How many lines in this material include the string "base"? Answer with the number and nothing further.
-------- Given records --------
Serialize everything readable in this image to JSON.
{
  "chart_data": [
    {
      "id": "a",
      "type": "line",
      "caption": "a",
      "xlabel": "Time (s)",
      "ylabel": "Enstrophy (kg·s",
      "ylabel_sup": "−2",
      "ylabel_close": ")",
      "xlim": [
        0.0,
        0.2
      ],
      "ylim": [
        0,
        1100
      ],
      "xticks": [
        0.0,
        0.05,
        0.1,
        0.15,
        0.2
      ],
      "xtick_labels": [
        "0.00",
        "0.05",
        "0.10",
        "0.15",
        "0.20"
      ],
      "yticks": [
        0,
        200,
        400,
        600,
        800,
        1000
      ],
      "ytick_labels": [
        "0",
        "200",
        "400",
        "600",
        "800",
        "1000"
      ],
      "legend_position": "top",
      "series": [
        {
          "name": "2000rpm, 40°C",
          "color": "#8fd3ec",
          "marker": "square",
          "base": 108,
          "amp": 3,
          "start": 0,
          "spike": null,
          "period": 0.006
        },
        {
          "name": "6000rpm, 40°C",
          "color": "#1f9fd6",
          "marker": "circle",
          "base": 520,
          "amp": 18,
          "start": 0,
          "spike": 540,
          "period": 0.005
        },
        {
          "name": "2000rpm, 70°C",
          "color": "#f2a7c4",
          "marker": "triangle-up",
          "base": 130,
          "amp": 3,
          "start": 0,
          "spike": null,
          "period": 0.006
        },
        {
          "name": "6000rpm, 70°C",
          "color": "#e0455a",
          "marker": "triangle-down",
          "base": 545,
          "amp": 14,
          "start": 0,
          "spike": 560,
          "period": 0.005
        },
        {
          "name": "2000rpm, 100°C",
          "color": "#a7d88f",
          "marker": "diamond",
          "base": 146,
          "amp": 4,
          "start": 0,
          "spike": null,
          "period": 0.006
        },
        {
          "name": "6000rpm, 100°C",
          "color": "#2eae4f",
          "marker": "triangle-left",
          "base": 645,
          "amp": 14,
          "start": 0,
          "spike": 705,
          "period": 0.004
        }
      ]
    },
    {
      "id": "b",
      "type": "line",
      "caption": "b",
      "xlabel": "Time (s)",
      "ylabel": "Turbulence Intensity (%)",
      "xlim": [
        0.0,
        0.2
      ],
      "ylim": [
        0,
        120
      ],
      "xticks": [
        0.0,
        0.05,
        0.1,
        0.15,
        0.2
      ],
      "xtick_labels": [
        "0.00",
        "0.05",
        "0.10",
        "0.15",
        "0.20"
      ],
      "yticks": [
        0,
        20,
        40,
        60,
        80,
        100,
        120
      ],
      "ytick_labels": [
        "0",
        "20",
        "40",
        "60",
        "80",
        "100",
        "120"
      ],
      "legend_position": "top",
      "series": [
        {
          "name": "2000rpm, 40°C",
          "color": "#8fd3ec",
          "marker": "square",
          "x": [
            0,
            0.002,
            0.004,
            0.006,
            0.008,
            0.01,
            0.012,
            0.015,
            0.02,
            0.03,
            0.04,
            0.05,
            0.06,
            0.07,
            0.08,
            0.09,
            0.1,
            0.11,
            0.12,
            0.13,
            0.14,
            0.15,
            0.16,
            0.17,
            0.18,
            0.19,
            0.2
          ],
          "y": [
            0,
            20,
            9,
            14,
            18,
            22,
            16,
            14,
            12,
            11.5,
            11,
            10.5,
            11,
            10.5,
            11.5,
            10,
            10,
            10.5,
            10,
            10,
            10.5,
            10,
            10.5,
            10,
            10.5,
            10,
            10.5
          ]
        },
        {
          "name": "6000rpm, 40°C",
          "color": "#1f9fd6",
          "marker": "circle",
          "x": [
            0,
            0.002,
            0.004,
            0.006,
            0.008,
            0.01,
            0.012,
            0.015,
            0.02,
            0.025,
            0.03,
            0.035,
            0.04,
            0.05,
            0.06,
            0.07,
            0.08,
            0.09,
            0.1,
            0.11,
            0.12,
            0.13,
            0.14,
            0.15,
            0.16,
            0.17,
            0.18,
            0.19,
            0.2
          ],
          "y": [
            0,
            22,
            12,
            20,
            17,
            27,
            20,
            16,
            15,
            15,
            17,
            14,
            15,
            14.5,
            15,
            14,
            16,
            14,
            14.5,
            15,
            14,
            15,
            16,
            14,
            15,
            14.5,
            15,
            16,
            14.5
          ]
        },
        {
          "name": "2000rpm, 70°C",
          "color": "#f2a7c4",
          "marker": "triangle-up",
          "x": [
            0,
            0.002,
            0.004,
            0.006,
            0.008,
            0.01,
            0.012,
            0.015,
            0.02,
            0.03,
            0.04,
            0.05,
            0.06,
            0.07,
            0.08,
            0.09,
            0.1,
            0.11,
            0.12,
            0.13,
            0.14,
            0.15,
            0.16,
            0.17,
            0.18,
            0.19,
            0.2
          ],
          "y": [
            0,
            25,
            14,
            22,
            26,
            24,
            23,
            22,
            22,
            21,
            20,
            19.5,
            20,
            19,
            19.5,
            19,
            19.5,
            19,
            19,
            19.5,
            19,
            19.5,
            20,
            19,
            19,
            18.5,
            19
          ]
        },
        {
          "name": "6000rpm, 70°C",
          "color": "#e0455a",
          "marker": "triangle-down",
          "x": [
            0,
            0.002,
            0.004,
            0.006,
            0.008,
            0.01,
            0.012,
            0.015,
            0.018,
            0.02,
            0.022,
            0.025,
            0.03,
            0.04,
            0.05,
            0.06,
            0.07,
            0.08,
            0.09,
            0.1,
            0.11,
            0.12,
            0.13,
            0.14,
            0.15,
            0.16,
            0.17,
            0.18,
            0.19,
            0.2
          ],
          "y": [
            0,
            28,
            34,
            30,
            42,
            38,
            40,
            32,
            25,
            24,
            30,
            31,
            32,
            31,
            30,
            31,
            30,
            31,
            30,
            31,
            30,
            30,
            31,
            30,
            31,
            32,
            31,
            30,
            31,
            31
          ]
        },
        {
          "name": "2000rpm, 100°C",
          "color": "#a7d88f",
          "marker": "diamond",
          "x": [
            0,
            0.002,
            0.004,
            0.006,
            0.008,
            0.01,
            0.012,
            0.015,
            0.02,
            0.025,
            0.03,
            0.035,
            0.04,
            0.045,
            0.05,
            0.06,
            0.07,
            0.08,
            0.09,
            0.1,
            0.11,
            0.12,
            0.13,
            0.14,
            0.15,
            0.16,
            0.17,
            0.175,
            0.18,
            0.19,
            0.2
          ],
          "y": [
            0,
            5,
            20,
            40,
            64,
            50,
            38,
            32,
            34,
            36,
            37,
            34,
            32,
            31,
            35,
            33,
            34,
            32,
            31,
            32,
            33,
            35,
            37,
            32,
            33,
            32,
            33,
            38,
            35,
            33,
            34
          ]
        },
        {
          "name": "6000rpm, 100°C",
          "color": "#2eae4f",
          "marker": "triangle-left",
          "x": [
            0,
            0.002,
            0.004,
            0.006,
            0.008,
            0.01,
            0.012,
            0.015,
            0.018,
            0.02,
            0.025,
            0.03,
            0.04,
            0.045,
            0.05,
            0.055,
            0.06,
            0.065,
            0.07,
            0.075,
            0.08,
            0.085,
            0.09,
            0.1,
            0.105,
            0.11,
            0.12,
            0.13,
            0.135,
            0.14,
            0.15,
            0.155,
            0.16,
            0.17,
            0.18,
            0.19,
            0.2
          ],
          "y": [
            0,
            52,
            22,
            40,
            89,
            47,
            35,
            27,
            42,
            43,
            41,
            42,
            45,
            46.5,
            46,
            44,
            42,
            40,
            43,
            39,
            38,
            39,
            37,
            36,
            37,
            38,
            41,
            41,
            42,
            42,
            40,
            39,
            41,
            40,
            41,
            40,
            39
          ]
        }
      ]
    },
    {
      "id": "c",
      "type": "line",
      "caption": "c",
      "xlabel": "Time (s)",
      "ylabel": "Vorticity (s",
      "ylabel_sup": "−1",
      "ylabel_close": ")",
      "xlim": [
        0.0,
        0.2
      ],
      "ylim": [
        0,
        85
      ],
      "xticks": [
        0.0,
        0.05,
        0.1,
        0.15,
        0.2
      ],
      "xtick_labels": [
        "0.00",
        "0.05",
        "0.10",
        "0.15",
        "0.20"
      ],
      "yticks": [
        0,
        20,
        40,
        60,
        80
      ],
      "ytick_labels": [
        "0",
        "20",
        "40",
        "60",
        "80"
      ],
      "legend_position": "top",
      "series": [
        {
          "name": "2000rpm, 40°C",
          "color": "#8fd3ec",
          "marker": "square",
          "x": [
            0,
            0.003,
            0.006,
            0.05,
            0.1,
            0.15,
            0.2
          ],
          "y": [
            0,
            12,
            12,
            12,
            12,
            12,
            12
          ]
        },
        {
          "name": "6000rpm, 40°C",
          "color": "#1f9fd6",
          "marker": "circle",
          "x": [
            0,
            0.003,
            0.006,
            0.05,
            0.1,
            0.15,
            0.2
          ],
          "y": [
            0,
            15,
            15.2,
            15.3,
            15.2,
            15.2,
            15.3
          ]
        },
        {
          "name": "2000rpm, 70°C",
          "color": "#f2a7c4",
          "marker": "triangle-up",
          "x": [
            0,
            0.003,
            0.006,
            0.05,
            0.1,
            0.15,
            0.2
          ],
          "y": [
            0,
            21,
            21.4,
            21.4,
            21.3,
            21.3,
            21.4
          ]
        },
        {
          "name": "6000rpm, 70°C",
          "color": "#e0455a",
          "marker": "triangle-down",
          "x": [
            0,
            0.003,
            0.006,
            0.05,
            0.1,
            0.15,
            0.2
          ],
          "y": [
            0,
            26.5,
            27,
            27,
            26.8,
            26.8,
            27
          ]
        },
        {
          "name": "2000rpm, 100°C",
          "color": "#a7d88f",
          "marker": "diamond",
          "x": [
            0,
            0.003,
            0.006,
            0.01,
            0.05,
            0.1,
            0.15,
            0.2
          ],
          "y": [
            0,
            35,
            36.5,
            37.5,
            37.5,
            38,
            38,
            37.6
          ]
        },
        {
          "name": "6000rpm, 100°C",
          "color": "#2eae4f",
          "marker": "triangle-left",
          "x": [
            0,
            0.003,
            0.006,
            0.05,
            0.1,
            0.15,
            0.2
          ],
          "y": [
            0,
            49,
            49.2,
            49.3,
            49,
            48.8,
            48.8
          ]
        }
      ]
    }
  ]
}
--------
**Output for this exercise**. 6